» Short problem: Output a single figure: the number of lines in which the word "School" appears.

===== Entries =====

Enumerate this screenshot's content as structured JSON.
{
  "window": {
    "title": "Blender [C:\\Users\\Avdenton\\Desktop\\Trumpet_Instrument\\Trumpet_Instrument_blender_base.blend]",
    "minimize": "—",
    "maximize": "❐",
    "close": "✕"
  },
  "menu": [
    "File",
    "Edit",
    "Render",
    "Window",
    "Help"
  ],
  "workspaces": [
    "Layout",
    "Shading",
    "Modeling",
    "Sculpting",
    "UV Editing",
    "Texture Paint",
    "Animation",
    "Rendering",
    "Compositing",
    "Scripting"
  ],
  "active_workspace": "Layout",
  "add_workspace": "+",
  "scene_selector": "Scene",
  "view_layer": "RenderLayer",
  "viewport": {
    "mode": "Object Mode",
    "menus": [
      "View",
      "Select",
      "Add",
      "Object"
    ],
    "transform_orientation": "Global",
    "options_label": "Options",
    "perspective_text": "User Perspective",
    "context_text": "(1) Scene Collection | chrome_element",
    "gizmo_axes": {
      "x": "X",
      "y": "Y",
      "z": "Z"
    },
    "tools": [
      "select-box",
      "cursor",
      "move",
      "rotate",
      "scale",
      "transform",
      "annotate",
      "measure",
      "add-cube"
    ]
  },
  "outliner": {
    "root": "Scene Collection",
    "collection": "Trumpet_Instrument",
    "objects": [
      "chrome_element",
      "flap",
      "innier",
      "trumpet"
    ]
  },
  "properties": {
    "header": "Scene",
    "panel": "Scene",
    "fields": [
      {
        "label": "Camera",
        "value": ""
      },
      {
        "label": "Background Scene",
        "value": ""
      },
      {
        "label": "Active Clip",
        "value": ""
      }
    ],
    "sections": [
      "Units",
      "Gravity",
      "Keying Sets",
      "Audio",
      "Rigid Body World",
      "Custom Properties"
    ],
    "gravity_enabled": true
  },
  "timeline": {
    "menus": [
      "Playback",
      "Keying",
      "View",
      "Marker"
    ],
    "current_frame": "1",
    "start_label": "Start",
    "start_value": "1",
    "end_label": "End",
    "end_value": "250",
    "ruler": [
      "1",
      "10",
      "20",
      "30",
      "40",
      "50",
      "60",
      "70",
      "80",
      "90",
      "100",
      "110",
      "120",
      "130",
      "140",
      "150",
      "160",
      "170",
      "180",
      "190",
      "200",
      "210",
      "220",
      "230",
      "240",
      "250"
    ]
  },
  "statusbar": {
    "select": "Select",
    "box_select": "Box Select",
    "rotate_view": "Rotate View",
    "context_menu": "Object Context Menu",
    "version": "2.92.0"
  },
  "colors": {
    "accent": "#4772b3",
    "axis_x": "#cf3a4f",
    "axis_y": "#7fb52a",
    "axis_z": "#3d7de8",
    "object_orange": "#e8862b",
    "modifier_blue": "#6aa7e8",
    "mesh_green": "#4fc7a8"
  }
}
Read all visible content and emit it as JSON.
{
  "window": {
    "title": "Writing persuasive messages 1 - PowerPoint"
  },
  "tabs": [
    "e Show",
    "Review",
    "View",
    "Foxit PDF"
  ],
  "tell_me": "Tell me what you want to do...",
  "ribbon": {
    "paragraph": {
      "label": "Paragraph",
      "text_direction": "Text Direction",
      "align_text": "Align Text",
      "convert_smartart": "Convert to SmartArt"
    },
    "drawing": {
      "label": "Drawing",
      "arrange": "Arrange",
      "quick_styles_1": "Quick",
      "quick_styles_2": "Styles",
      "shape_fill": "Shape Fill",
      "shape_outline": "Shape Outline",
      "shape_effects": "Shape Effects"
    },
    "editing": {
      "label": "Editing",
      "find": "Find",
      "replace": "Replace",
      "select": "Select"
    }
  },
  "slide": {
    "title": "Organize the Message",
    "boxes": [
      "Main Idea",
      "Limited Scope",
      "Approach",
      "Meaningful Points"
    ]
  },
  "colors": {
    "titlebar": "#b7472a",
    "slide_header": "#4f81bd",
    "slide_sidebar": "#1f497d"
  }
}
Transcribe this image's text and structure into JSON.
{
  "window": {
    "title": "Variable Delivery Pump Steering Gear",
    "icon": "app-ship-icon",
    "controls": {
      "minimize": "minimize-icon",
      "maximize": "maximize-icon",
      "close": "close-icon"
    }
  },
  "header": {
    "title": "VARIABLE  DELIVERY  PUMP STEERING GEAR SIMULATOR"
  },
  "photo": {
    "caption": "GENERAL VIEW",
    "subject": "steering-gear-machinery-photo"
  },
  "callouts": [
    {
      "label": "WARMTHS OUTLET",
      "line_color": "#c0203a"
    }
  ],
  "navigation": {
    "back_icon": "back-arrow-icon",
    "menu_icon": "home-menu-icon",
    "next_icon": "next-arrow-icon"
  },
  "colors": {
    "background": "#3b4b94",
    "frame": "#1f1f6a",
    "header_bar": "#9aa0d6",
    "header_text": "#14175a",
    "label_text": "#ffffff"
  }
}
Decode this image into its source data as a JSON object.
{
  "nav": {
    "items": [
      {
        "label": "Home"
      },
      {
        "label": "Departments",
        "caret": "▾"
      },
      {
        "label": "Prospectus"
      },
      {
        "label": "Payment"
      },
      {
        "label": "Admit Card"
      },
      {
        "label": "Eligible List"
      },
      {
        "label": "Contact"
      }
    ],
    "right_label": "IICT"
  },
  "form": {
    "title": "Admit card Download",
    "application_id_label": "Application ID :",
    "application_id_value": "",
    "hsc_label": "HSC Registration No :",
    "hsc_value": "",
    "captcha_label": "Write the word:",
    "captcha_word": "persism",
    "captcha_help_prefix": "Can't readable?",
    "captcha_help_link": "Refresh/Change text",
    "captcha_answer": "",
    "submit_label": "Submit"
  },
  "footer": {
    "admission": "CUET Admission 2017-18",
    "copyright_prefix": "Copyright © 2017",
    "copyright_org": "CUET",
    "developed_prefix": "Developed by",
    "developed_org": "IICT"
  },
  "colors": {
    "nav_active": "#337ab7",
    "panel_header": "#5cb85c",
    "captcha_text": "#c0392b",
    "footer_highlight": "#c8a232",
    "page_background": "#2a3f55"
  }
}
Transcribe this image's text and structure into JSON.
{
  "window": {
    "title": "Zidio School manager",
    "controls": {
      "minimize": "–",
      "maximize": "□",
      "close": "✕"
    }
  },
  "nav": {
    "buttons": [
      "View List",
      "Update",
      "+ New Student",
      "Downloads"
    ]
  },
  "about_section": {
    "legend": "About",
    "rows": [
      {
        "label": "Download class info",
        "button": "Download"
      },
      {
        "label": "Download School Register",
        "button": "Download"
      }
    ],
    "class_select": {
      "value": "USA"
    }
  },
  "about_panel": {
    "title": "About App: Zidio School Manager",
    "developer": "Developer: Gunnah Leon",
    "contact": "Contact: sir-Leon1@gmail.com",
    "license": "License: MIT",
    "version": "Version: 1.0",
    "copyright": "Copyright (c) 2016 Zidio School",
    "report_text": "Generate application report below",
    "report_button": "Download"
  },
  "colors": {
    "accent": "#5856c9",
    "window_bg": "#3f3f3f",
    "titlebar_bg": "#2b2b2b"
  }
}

=====

» Task response: 4